Each record below is to be reproduced without any change.

_The input:_
%%

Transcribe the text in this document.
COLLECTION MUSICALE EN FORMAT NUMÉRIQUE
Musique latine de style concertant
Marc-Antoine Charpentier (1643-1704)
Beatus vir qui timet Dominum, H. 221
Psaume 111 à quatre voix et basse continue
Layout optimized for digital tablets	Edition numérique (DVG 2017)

%%

_Solution:_
Transcribe the text in this document.
COLLECTION MUSICALE EN FORMAT NUMÉRIQUE
Musique latine de style concertant
Marc-Antoine Charpentier (1643-1704)
Beatus vir qui timet Dominum, H. 221
Psaume 111 à quatre voix et basse continue
Layout optimized for digital tablets	Edition numérique (DVG 2017)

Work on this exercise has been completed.